(Stored data)
= = = = = = =

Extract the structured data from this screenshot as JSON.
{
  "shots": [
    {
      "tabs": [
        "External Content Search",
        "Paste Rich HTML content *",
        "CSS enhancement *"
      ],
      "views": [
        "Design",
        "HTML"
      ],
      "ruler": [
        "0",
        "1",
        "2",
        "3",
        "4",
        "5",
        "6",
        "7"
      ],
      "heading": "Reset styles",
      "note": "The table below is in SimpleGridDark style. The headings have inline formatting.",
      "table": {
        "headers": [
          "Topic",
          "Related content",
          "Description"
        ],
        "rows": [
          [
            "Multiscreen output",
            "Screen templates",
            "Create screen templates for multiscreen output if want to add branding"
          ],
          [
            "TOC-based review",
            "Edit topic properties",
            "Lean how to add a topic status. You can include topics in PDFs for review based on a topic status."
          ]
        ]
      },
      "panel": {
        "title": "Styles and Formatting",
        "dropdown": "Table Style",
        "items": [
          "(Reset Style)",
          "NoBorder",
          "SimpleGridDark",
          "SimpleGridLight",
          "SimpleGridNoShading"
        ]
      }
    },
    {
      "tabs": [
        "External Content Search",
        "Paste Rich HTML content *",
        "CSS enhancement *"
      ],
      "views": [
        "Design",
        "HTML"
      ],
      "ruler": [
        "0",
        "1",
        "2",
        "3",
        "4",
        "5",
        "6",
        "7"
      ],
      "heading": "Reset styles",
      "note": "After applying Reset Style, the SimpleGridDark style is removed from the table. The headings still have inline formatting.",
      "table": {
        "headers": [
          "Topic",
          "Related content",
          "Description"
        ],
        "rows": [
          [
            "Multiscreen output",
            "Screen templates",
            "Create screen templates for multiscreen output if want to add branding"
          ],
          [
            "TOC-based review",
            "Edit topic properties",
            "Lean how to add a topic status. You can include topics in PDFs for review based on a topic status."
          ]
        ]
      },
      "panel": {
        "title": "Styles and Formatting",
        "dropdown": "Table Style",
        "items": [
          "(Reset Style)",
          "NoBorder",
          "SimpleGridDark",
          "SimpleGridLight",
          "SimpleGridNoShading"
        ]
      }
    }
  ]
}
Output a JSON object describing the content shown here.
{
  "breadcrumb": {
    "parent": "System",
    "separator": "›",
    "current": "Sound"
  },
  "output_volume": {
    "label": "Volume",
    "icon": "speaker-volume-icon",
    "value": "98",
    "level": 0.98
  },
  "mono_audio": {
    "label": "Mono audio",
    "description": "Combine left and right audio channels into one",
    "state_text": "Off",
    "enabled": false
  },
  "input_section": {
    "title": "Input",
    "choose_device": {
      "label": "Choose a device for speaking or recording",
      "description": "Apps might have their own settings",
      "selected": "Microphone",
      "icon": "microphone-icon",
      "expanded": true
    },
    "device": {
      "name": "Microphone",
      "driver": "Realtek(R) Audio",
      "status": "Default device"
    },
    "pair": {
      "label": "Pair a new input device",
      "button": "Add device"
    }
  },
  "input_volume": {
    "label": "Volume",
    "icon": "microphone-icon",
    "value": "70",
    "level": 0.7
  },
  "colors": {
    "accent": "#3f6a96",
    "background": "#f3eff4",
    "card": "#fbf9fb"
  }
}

= = = = = = =

WHAT YOU WILL DO ::
Quote the listing in full, please, keeping every line exact.

SOLUTION FOR THIS EXERCISE ::
Extract the structured data from this screenshot as JSON.
{
  "shots": [
    {
      "tabs": [
        "External Content Search",
        "Paste Rich HTML content *",
        "CSS enhancement *"
      ],
      "views": [
        "Design",
        "HTML"
      ],
      "ruler": [
        "0",
        "1",
        "2",
        "3",
        "4",
        "5",
        "6",
        "7"
      ],
      "heading": "Reset styles",
      "note": "The table below is in SimpleGridDark style. The headings have inline formatting.",
      "table": {
        "headers": [
          "Topic",
          "Related content",
          "Description"
        ],
        "rows": [
          [
            "Multiscreen output",
            "Screen templates",
            "Create screen templates for multiscreen output if want to add branding"
          ],
          [
            "TOC-based review",
            "Edit topic properties",
            "Lean how to add a topic status. You can include topics in PDFs for review based on a topic status."
          ]
        ]
      },
      "panel": {
        "title": "Styles and Formatting",
        "dropdown": "Table Style",
        "items": [
          "(Reset Style)",
          "NoBorder",
          "SimpleGridDark",
          "SimpleGridLight",
          "SimpleGridNoShading"
        ]
      }
    },
    {
      "tabs": [
        "External Content Search",
        "Paste Rich HTML content *",
        "CSS enhancement *"
      ],
      "views": [
        "Design",
        "HTML"
      ],
      "ruler": [
        "0",
        "1",
        "2",
        "3",
        "4",
        "5",
        "6",
        "7"
      ],
      "heading": "Reset styles",
      "note": "After applying Reset Style, the SimpleGridDark style is removed from the table. The headings still have inline formatting.",
      "table": {
        "headers": [
          "Topic",
          "Related content",
          "Description"
        ],
        "rows": [
          [
            "Multiscreen output",
            "Screen templates",
            "Create screen templates for multiscreen output if want to add branding"
          ],
          [
            "TOC-based review",
            "Edit topic properties",
            "Lean how to add a topic status. You can include topics in PDFs for review based on a topic status."
          ]
        ]
      },
      "panel": {
        "title": "Styles and Formatting",
        "dropdown": "Table Style",
        "items": [
          "(Reset Style)",
          "NoBorder",
          "SimpleGridDark",
          "SimpleGridLight",
          "SimpleGridNoShading"
        ]
      }
    }
  ]
}
Output a JSON object describing the content shown here.
{
  "breadcrumb": {
    "parent": "System",
    "separator": "›",
    "current": "Sound"
  },
  "output_volume": {
    "label": "Volume",
    "icon": "speaker-volume-icon",
    "value": "98",
    "level": 0.98
  },
  "mono_audio": {
    "label": "Mono audio",
    "description": "Combine left and right audio channels into one",
    "state_text": "Off",
    "enabled": false
  },
  "input_section": {
    "title": "Input",
    "choose_device": {
      "label": "Choose a device for speaking or recording",
      "description": "Apps might have their own settings",
      "selected": "Microphone",
      "icon": "microphone-icon",
      "expanded": true
    },
    "device": {
      "name": "Microphone",
      "driver": "Realtek(R) Audio",
      "status": "Default device"
    },
    "pair": {
      "label": "Pair a new input device",
      "button": "Add device"
    }
  },
  "input_volume": {
    "label": "Volume",
    "icon": "microphone-icon",
    "value": "70",
    "level": 0.7
  },
  "colors": {
    "accent": "#3f6a96",
    "background": "#f3eff4",
    "card": "#fbf9fb"
  }
}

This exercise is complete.